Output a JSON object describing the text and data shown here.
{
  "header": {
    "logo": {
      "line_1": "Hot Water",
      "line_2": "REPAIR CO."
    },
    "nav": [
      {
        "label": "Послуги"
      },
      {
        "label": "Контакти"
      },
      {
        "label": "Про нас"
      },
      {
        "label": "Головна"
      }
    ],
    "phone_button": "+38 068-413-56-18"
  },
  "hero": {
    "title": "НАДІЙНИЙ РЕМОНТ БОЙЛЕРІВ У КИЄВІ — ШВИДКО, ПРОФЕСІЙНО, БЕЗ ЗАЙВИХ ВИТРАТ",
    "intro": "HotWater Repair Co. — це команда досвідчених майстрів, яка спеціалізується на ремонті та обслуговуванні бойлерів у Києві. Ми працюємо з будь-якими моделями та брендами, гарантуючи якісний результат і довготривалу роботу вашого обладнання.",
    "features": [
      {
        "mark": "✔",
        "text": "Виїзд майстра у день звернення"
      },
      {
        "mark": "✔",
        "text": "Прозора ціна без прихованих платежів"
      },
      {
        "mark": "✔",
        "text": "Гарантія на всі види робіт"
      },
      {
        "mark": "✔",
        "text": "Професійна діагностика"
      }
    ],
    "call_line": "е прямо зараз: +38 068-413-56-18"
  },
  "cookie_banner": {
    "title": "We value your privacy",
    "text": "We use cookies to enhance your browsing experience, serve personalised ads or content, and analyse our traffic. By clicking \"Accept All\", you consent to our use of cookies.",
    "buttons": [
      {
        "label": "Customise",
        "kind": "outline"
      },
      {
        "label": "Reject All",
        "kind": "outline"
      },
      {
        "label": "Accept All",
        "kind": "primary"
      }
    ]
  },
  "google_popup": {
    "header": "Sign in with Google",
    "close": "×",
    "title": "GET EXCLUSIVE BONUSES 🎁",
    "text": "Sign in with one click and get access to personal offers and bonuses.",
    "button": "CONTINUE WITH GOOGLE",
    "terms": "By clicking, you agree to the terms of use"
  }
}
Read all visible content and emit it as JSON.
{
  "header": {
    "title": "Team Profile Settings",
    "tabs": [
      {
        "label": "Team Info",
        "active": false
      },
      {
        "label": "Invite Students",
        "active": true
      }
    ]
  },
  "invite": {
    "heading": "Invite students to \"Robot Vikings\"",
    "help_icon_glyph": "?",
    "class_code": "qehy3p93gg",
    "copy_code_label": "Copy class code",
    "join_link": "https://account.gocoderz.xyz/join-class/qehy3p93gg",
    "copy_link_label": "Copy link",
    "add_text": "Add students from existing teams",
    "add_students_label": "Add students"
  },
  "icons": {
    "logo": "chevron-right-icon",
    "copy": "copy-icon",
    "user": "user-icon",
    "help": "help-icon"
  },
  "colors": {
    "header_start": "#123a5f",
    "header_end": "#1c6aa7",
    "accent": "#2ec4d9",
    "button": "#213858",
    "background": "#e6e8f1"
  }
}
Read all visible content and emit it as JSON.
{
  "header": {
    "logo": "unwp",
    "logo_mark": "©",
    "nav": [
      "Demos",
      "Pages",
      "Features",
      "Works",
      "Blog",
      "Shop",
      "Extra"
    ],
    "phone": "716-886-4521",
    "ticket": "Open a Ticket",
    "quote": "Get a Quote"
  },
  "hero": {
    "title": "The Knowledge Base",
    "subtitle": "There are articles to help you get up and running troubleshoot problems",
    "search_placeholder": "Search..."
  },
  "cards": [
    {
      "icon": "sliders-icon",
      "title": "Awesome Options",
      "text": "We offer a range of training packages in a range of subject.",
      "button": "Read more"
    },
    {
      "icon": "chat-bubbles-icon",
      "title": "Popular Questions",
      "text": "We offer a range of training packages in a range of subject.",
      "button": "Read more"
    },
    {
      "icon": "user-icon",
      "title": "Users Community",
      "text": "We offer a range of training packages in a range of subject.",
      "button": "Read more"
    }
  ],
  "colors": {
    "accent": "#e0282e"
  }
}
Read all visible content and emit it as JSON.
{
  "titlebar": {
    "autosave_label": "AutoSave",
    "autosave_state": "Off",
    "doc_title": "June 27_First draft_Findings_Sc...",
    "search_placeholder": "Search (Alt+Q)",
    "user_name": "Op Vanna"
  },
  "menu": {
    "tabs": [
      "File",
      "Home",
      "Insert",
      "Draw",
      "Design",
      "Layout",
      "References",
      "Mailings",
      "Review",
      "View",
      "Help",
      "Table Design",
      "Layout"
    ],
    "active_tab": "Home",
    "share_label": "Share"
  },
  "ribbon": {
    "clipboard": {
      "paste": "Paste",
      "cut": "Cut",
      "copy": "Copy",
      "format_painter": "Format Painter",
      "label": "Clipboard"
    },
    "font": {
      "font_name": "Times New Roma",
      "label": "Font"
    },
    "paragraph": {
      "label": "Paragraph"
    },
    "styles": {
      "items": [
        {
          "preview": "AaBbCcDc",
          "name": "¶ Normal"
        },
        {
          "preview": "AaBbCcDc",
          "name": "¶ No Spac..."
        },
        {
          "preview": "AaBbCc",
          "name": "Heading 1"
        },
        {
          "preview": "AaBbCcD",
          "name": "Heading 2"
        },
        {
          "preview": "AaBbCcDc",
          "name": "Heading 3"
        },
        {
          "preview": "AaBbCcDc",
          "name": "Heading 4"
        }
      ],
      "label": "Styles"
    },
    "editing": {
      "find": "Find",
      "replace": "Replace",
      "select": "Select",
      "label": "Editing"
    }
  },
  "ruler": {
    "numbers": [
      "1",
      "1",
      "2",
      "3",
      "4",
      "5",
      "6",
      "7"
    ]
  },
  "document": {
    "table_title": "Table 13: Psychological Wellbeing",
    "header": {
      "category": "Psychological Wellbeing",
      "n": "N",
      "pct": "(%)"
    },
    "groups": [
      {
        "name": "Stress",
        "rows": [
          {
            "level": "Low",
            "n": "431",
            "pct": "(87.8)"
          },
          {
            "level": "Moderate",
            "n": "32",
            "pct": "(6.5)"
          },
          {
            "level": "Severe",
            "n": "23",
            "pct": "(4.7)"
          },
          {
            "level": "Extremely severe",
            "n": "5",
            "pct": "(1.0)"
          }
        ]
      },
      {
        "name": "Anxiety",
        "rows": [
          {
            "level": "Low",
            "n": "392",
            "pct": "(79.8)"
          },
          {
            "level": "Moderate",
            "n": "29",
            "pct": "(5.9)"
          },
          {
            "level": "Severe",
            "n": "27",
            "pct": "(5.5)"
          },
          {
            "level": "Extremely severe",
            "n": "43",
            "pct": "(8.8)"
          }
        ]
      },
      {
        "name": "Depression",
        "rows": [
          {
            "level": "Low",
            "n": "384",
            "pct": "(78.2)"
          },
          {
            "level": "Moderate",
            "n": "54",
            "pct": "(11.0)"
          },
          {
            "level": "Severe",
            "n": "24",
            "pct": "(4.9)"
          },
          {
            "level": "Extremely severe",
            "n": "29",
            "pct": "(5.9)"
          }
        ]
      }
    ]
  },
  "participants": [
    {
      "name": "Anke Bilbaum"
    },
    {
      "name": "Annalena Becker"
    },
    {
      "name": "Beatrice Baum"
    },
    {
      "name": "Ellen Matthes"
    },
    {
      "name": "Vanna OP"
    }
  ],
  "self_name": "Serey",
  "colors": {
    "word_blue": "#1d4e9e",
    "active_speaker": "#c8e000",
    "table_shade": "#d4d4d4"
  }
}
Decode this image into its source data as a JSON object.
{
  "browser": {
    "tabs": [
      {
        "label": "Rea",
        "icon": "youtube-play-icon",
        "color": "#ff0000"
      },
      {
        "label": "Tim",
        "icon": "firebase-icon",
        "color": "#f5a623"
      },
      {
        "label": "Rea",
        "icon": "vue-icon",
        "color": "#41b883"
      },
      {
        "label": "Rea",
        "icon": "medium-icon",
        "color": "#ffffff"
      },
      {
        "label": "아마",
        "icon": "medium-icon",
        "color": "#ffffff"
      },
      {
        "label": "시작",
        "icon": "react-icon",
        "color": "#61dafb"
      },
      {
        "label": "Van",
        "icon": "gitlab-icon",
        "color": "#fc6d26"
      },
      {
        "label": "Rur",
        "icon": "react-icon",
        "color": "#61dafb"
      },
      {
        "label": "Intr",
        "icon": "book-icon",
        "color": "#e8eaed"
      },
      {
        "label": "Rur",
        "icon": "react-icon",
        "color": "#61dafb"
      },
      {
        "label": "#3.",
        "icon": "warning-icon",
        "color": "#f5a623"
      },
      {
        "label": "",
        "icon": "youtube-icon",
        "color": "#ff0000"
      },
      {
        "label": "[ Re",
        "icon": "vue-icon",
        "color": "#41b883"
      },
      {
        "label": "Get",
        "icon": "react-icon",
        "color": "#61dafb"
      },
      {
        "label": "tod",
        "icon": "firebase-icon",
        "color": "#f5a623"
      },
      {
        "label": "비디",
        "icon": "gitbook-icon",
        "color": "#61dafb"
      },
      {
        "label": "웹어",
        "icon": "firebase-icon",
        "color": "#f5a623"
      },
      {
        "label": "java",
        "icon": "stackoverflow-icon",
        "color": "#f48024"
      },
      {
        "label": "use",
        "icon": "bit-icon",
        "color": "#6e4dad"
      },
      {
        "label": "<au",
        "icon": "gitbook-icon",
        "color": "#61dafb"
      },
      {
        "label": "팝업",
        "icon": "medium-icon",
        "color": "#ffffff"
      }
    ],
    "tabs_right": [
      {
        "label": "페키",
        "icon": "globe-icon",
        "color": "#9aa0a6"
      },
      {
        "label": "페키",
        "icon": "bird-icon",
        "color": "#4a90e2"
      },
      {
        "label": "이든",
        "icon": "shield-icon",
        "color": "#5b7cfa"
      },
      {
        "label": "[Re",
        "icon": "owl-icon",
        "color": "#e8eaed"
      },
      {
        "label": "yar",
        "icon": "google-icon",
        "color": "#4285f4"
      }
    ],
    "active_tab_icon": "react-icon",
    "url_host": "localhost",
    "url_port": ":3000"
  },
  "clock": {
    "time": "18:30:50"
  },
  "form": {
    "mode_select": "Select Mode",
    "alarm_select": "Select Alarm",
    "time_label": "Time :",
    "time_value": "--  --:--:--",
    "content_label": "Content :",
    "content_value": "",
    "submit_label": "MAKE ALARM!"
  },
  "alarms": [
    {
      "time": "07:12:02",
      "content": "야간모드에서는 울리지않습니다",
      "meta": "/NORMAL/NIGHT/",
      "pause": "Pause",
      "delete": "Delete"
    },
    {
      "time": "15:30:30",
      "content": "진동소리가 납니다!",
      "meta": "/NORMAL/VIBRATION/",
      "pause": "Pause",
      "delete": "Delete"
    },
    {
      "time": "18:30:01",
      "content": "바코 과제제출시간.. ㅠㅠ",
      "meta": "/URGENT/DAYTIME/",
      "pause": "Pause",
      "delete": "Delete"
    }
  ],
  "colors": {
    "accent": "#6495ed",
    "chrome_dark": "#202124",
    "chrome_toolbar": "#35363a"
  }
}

══════════

**What you should do:**
Pull out all lines from the listing that contain the string "your".

**Result of this task:**
    "title": "We value your privacy",
    "text": "We use cookies to enhance your browsing experience, serve personalised ads or content, and analyse our traffic. By clicking \"Accept All\", you consent to our use of cookies.",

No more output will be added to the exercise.